▼▼▼
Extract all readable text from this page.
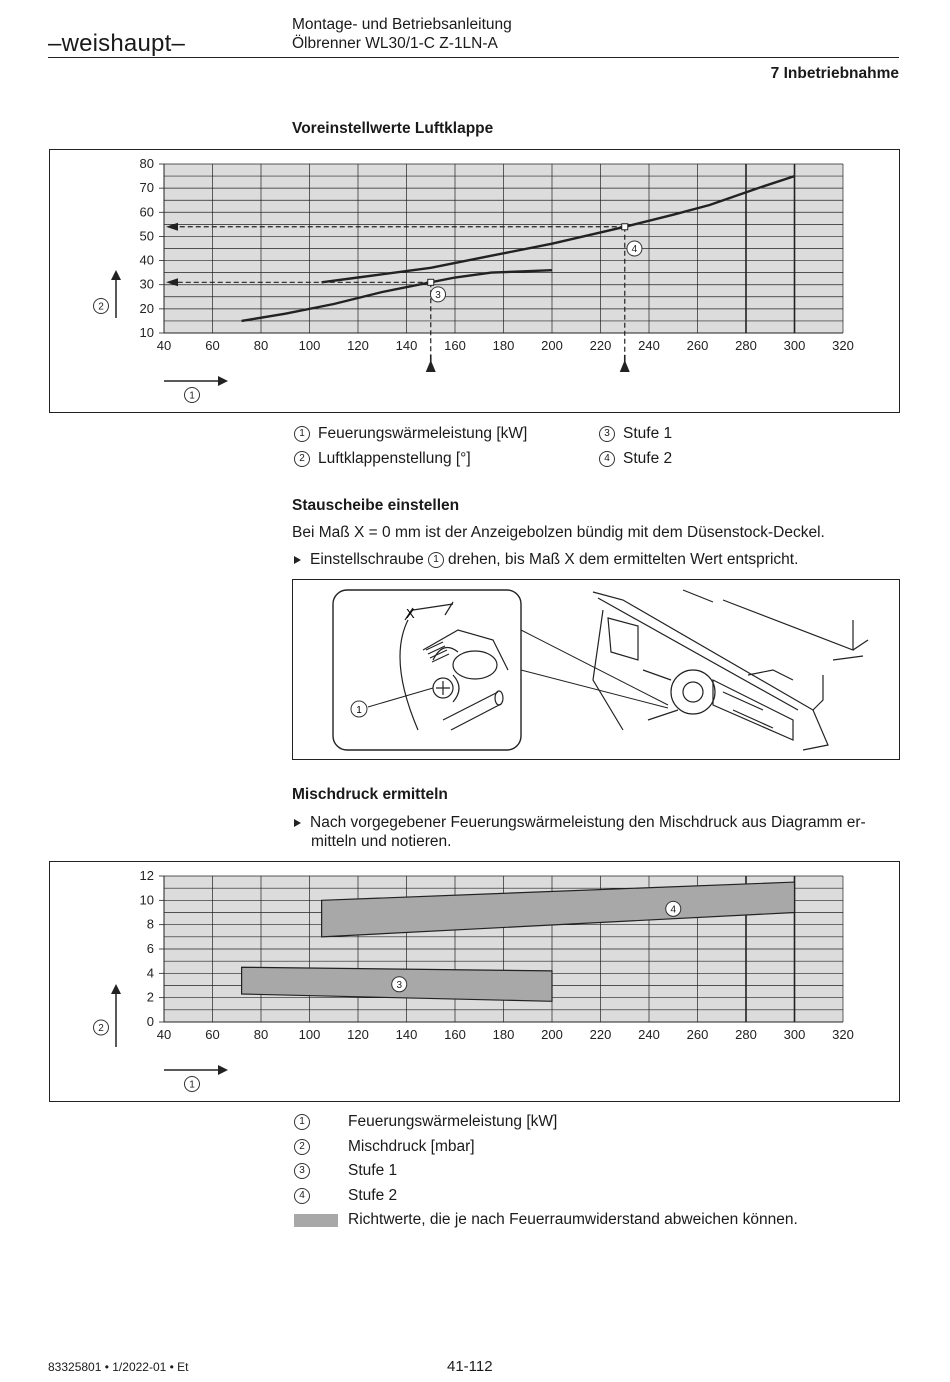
–weishaupt–
Montage- und Betriebsanleitung
Ölbrenner WL30/1-C Z-1LN-A
7 Inbetriebnahme
Voreinstellwerte Luftklappe
40	60	80 100 120 140 160 180 200 220 240 260 280 300 320
10
20
30
40
50
60
70
80
2
1
3
4
1 Feuerungswärmeleistung [kW]
2 Luftklappenstellung [°]
3 Stufe 1
4 Stufe 2
Stauscheibe einstellen
Bei Maß X = 0 mm ist der Anzeigebolzen bündig mit dem Düsenstock-Deckel.
Einstellschraube 1 drehen, bis Maß X dem ermittelten Wert entspricht.
X
1
Mischdruck ermitteln
Nach vorgegebener Feuerungswärmeleistung den Mischdruck aus Diagramm er-
mitteln und notieren.
40	60	80 100 120 140 160 180 200 220 240 260 280 300 320
0
2
4
6
8
10
12
2
1
3
4
1	Feuerungswärmeleistung [kW]
2	Mischdruck [mbar]
3	Stufe 1
4	Stufe 2
Richtwerte, die je nach Feuerraumwiderstand abweichen können.
83325801 • 1/2022-01 • Et	41-112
▲▲▲
> [Exercise goal]: Go over the data above and copy every line that has the word "Mischdruck" in it.

> [Correct result]:
Mischdruck ermitteln
Nach vorgegebener Feuerungswärmeleistung den Mischdruck aus Diagramm er-
2	Mischdruck [mbar]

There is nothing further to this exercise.